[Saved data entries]

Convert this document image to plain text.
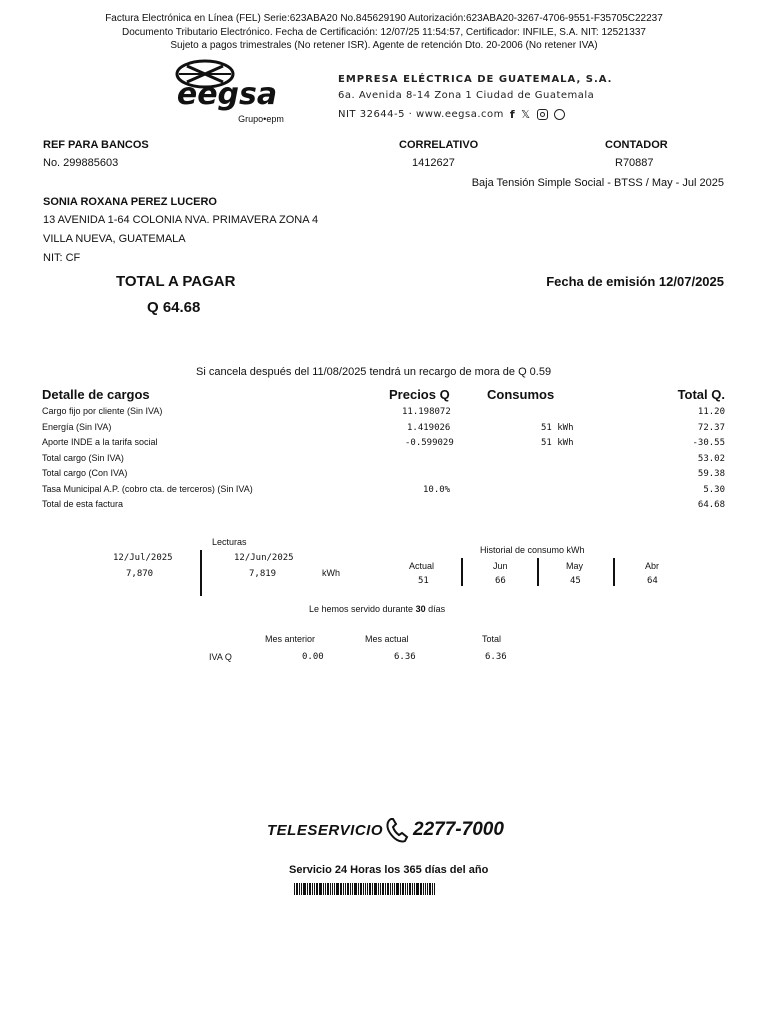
Factura Electrónica en Línea (FEL) Serie:623ABA20 No.845629190 Autorización:623ABA20-3267-4706-9551-F35705C22237
Documento Tributario Electrónico. Fecha de Certificación: 12/07/25 11:54:57, Certificador: INFILE, S.A. NIT: 12521337
Sujeto a pagos trimestrales (No retener ISR). Agente de retención Dto. 20-2006 (No retener IVA)
eegsa
Grupo•epm
EMPRESA ELÉCTRICA DE GUATEMALA, S.A.
6a. Avenida 8-14 Zona 1 Ciudad de Guatemala
NIT 32644-5 · www.eegsa.com f 𝕏
REF PARA BANCOS
No. 299885603
CORRELATIVO
1412627
CONTADOR
R70887
Baja Tensión Simple Social - BTSS / May - Jul 2025
SONIA ROXANA PEREZ LUCERO
13 AVENIDA 1-64 COLONIA NVA. PRIMAVERA ZONA 4
VILLA NUEVA, GUATEMALA
NIT: CF
TOTAL A PAGAR
Q 64.68
Fecha de emisión 12/07/2025
Si cancela después del 11/08/2025 tendrá un recargo de mora de Q 0.59
Detalle de cargos	Precios Q	Consumos	Total Q.
Cargo fijo por cliente (Sin IVA)	11.198072	11.20
Energía (Sin IVA)	1.419026	51 kWh	72.37
Aporte INDE a la tarifa social	-0.599029	51 kWh	-30.55
Total cargo (Sin IVA)	53.02
Total cargo (Con IVA)	59.38
Tasa Municipal A.P. (cobro cta. de terceros) (Sin IVA)	10.0%	5.30
Total de esta factura	64.68
Lecturas
12/Jul/2025
7,870
12/Jun/2025
7,819	kWh
Actual
51
Historial de consumo kWh
Jun
66
May
45
Abr
64
Le hemos servido durante 30 días
Mes anterior	Mes actual	Total
IVA Q	0.00	6.36	6.36
TELESERVICIO 2277-7000
Servicio 24 Horas los 365 días del año
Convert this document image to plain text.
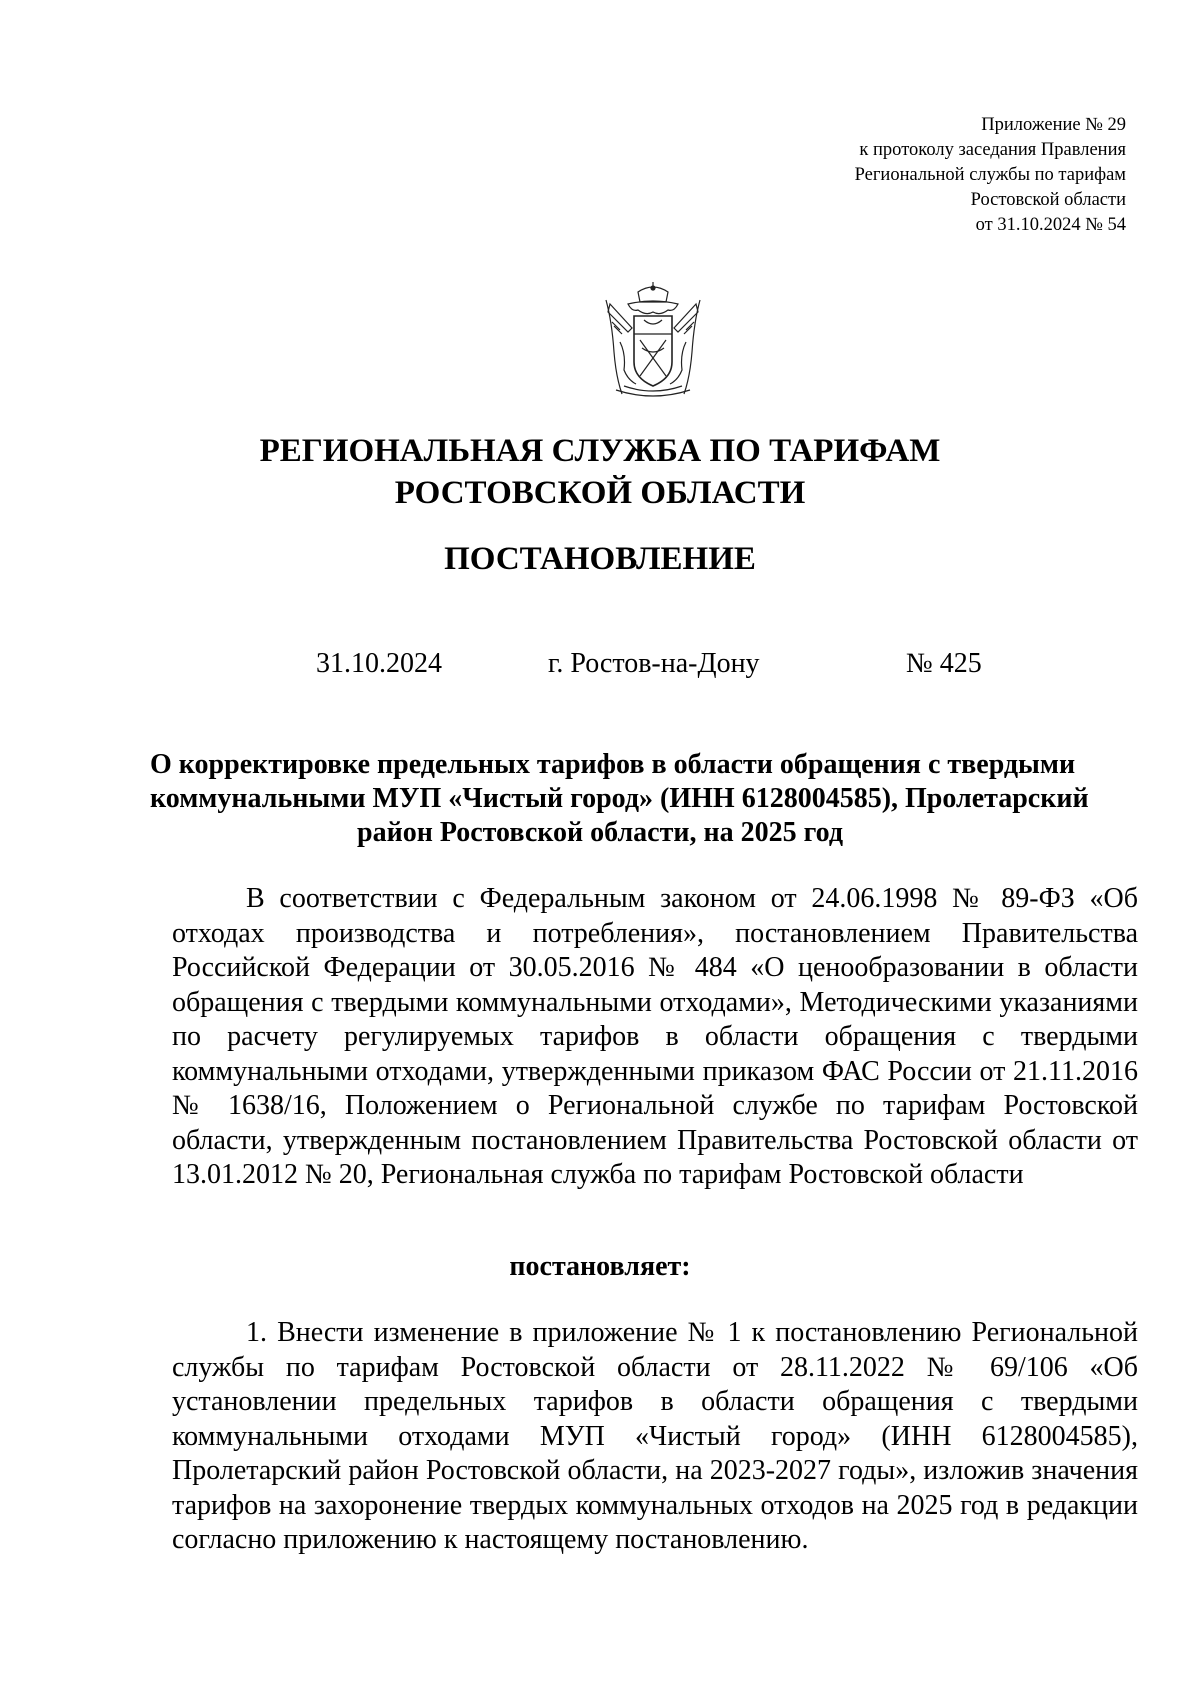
Приложение № 29
к протоколу заседания Правления
Региональной службы по тарифам
Ростовской области
от 31.10.2024 № 54
РЕГИОНАЛЬНАЯ СЛУЖБА ПО ТАРИФАМ
РОСТОВСКОЙ ОБЛАСТИ
ПОСТАНОВЛЕНИЕ
31.10.2024	г. Ростов-на-Дону	№ 425
О корректировке предельных тарифов в области обращения с твердыми
коммунальными МУП «Чистый город» (ИНН 6128004585), Пролетарский
район Ростовской области, на 2025 год

В соответствии с Федеральным законом от 24.06.1998 № 89-ФЗ «Об отходах производства и потребления», постановлением Правительства Российской Федерации от 30.05.2016 № 484 «О ценообразовании в области обращения с твердыми коммунальными отходами», Методическими указаниями по расчету регулируемых тарифов в области обращения с твердыми коммунальными отходами, утвержденными приказом ФАС России от 21.11.2016 № 1638/16, Положением о Региональной службе по тарифам Ростовской области, утвержденным постановлением Правительства Ростовской области от 13.01.2012 № 20, Региональная служба по тарифам Ростовской области

постановляет:

1. Внести изменение в приложение № 1 к постановлению Региональной службы по тарифам Ростовской области от 28.11.2022 № 69/106 «Об установлении предельных тарифов в области обращения с твердыми коммунальными отходами МУП «Чистый город» (ИНН 6128004585), Пролетарский район Ростовской области, на 2023-2027 годы», изложив значения тарифов на захоронение твердых коммунальных отходов на 2025 год в редакции согласно приложению к настоящему постановлению.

- What you have to do
Find the lines with the string "службы" and reproduce them.

- Completed task
Региональной службы по тарифам
1. Внести изменение в приложение № 1 к постановлению Региональной службы по тарифам Ростовской области от 28.11.2022 № 69/106 «Об установлении предельных тарифов в области обращения с твердыми коммунальными отходами МУП «Чистый город» (ИНН 6128004585), Пролетарский район Ростовской области, на 2023-2027 годы», изложив значения тарифов на захоронение твердых коммунальных отходов на 2025 год в редакции согласно приложению к настоящему постановлению.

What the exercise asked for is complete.